(Excerpts from a figure dataset)
========
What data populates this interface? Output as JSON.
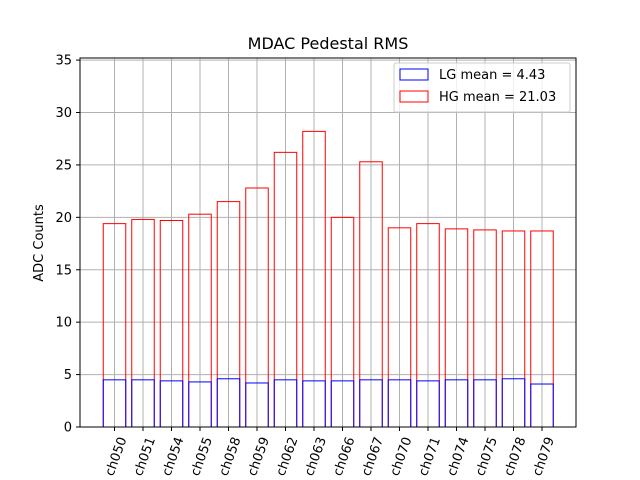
{
  "chart_data": {
    "type": "bar",
    "title": "MDAC Pedestal RMS",
    "xlabel": "",
    "ylabel": "ADC Counts",
    "ylim": [
      0,
      35.2
    ],
    "yticks": [
      0,
      5,
      10,
      15,
      20,
      25,
      30,
      35
    ],
    "grid": true,
    "legend_position": "top-right",
    "categories": [
      "ch050",
      "ch051",
      "ch054",
      "ch055",
      "ch058",
      "ch059",
      "ch062",
      "ch063",
      "ch066",
      "ch067",
      "ch070",
      "ch071",
      "ch074",
      "ch075",
      "ch078",
      "ch079"
    ],
    "series": [
      {
        "name": "HG mean = 21.03",
        "color": "#ff0000",
        "values": [
          19.4,
          19.8,
          19.7,
          20.3,
          21.5,
          22.8,
          26.2,
          28.2,
          20.0,
          25.3,
          19.0,
          19.4,
          18.9,
          18.8,
          18.7,
          18.7
        ]
      },
      {
        "name": "LG mean = 4.43",
        "color": "#0000ff",
        "values": [
          4.5,
          4.5,
          4.4,
          4.3,
          4.6,
          4.2,
          4.5,
          4.4,
          4.4,
          4.5,
          4.5,
          4.4,
          4.5,
          4.5,
          4.6,
          4.1
        ]
      }
    ]
  },
  "legend": [
    {
      "label": "LG mean = 4.43",
      "color": "#0000ff"
    },
    {
      "label": "HG mean = 21.03",
      "color": "#ff0000"
    }
  ]
}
========
◆ **Instruction**: Set each line of the records down exactly, leaving every picture out.

◆ **Correct response**:
What data populates this interface? Output as JSON.
{
  "chart_data": {
    "type": "bar",
    "title": "MDAC Pedestal RMS",
    "xlabel": "",
    "ylabel": "ADC Counts",
    "ylim": [
      0,
      35.2
    ],
    "yticks": [
      0,
      5,
      10,
      15,
      20,
      25,
      30,
      35
    ],
    "grid": true,
    "legend_position": "top-right",
    "categories": [
      "ch050",
      "ch051",
      "ch054",
      "ch055",
      "ch058",
      "ch059",
      "ch062",
      "ch063",
      "ch066",
      "ch067",
      "ch070",
      "ch071",
      "ch074",
      "ch075",
      "ch078",
      "ch079"
    ],
    "series": [
      {
        "name": "HG mean = 21.03",
        "color": "#ff0000",
        "values": [
          19.4,
          19.8,
          19.7,
          20.3,
          21.5,
          22.8,
          26.2,
          28.2,
          20.0,
          25.3,
          19.0,
          19.4,
          18.9,
          18.8,
          18.7,
          18.7
        ]
      },
      {
        "name": "LG mean = 4.43",
        "color": "#0000ff",
        "values": [
          4.5,
          4.5,
          4.4,
          4.3,
          4.6,
          4.2,
          4.5,
          4.4,
          4.4,
          4.5,
          4.5,
          4.4,
          4.5,
          4.5,
          4.6,
          4.1
        ]
      }
    ]
  },
  "legend": [
    {
      "label": "LG mean = 4.43",
      "color": "#0000ff"
    },
    {
      "label": "HG mean = 21.03",
      "color": "#ff0000"
    }
  ]
}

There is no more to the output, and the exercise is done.